Problem description => Show every line of the records below that contains the word "name".
— Start —
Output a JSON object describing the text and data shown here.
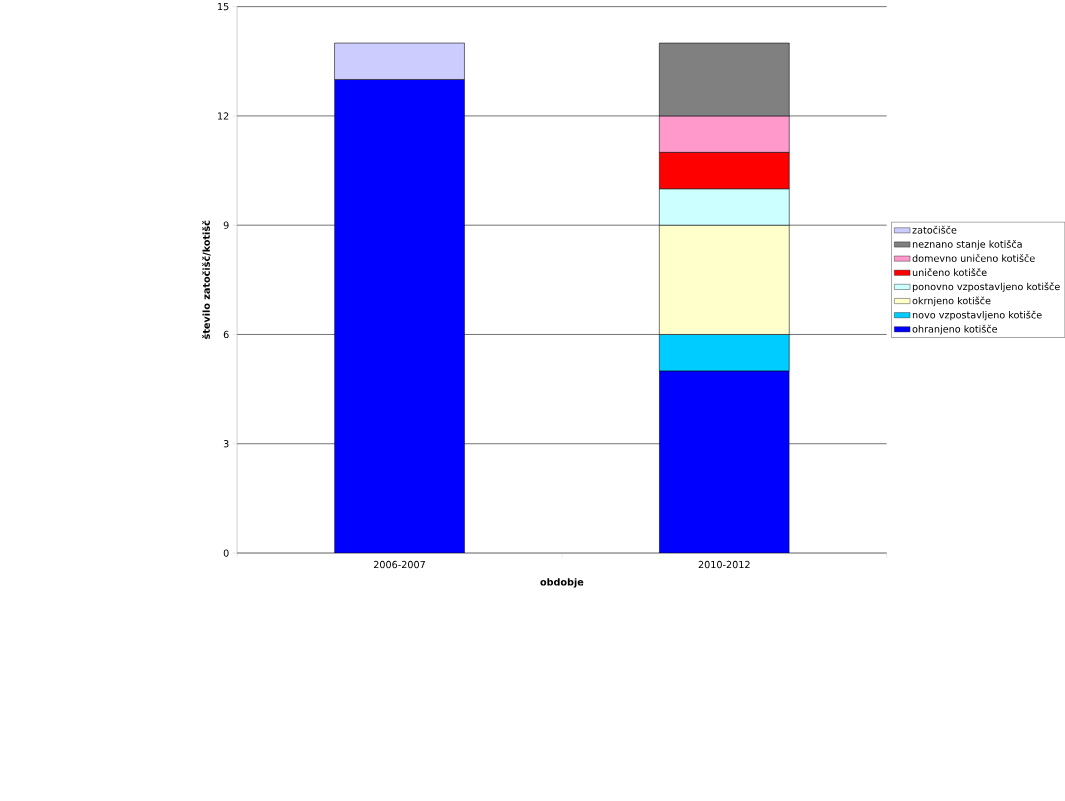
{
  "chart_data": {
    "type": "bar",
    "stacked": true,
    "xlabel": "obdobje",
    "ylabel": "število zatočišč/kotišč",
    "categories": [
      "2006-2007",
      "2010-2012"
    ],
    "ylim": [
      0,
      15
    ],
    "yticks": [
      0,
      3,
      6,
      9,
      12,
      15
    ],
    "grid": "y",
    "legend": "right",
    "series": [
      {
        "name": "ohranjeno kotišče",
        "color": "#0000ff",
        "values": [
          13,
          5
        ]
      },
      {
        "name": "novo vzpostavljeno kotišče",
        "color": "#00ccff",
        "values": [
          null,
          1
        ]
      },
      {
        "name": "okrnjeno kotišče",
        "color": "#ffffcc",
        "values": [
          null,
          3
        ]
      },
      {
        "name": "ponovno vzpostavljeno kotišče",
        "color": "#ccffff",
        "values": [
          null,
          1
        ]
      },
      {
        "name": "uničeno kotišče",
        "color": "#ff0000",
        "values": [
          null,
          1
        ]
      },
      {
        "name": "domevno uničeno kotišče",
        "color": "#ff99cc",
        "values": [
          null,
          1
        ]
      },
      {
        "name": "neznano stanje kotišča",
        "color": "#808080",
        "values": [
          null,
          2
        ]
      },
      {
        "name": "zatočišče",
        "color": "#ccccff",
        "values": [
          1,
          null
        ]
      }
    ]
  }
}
— End —
Written response =>
        "name": "ohranjeno kotišče",
        "name": "novo vzpostavljeno kotišče",
        "name": "okrnjeno kotišče",
        "name": "ponovno vzpostavljeno kotišče",
        "name": "uničeno kotišče",
        "name": "domevno uničeno kotišče",
        "name": "neznano stanje kotišča",
        "name": "zatočišče",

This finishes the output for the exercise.